I'm a completely different person now than I was on Paxil...I'm a lot more calm and thoughtful.


----------



## ogopogo2000 (May 6, 2007)

*re: Paroxetine. The real truth about the famous Paxil/Seroxa*



> But recently I've found some opinions about paroxetine which are quite alarming; that there are severe problems with withdrawal and other horrible symptoms. It has surprised me a lot! This cure was always thought as safe. I know about a person who withdrew it suddenly after over a year and had no side effects!
> 
> What is the truth?? Who is right??


They are both right. I, myself, have experienced it both ways with regard to withdrawal. The first time I got off paxil, I was 18 and had been on it a year. I quit cold turkey with no side-effects. But by the age of 22, I was put back on it. Last year, I tried weaning myself off (my doctor said that quitting cold turkey could be very hard on the heart) and noticed a marked increase in anxiety as my body started getting used to the lower dosage. But the withdrawal does eventually go away.



> I've heard that it changes one's personality


The change in myself that I noticed was that I slowly became disinterested in everything. There was less anxiety but after a while there was also no longer any passion for hobbies that I used to love. However, for a long time it truly was worth the trade-off as my SAD was severe. Plus, once you get to the point where you stop caring about stuff you used to care about, you don't really care that you don't care.



> It is said that paroxetine is a safe and nearly ideal cure for SA-ers.


This is debateable. It really depends on your individual circumstances. Some people respond to therapy. Some people respond to SSRI's. Some people require other things. The decision to put someone on paxil should be made on a case-by-case basis.

Page layout parsing data –
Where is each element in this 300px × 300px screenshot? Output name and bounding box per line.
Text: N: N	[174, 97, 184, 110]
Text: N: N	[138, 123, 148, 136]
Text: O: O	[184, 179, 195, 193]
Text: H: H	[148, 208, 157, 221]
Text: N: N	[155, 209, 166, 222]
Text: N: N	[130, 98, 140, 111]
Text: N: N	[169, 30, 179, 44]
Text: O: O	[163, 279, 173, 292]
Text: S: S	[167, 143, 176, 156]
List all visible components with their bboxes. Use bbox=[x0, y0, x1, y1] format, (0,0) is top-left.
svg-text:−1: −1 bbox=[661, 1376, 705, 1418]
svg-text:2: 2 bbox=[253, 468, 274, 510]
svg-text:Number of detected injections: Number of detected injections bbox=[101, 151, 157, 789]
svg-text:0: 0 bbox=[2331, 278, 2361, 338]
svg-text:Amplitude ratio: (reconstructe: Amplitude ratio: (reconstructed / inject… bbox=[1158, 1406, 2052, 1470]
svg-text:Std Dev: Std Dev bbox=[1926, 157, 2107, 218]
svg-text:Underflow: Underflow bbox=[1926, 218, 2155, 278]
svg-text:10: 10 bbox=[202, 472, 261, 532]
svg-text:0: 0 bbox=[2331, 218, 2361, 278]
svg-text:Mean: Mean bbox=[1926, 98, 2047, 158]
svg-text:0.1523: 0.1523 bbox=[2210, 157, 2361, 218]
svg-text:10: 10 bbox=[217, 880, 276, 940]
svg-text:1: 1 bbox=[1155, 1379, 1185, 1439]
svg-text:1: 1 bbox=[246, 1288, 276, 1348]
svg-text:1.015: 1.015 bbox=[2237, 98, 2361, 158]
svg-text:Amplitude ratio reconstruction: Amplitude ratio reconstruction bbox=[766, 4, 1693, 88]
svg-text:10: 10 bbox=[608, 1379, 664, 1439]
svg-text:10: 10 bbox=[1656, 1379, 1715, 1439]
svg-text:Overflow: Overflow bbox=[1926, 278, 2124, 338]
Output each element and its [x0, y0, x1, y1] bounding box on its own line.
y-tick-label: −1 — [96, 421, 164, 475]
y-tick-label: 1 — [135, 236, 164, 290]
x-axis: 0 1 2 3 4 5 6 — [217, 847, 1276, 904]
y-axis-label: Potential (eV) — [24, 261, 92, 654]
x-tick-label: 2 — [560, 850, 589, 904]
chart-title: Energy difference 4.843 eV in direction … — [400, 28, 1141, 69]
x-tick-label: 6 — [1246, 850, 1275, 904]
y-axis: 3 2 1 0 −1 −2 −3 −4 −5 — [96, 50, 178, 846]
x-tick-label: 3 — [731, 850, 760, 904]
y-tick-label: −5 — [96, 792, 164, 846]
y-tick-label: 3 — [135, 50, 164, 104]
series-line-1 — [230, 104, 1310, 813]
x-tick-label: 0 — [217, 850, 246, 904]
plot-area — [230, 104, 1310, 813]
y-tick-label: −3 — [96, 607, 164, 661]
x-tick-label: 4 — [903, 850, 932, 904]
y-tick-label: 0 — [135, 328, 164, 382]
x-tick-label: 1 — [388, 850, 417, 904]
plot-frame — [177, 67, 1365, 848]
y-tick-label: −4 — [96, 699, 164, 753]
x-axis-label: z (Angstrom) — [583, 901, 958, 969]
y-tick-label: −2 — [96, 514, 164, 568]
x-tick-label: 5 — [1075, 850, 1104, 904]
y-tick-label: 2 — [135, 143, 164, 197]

WORK TO COMPLETE –
1 > In the Paxil forum thread, why did the poster's doctor advise against quitting cold turkey?
2 > Carry on the Paxil forum thread from the point where it stops.

WRITTEN RESPONSES –
1 > The doctor said that quitting cold turkey could be very hard on the heart.

2 >
For me this drug quite literally saved my life. However, it would be foolish to think that it has the potential to do this for everybody. And please do not believe anyone who tells you that there are no side-effects.


----------



## NihilBoni (May 4, 2007)

*Re: re: Paroxetine. The real truth about the famous Paxil/Se*



ogopogo2000 said:


> (...)The change in myself that I noticed was that I slowly became disinterested in everything. There was less anxiety but after a while there was also no longer any passion for hobbies that I used to love.(...)


Really?
Well, in point of fact, I *already* have nearly no real hobbies or interests - maybe it's due to the depressive condition caused by the SA...
It would be pretty indesirable to even lessen the actual level of them... :con
Thanks for the advice!


----------



## Noca (Jun 24, 2005)

depression takes away your interests, I havent come across a med that does that yet.


----------



## NihilBoni (May 4, 2007)

Noca said:


> depression takes away your interests, I havent come across a med that does that yet.


I see it.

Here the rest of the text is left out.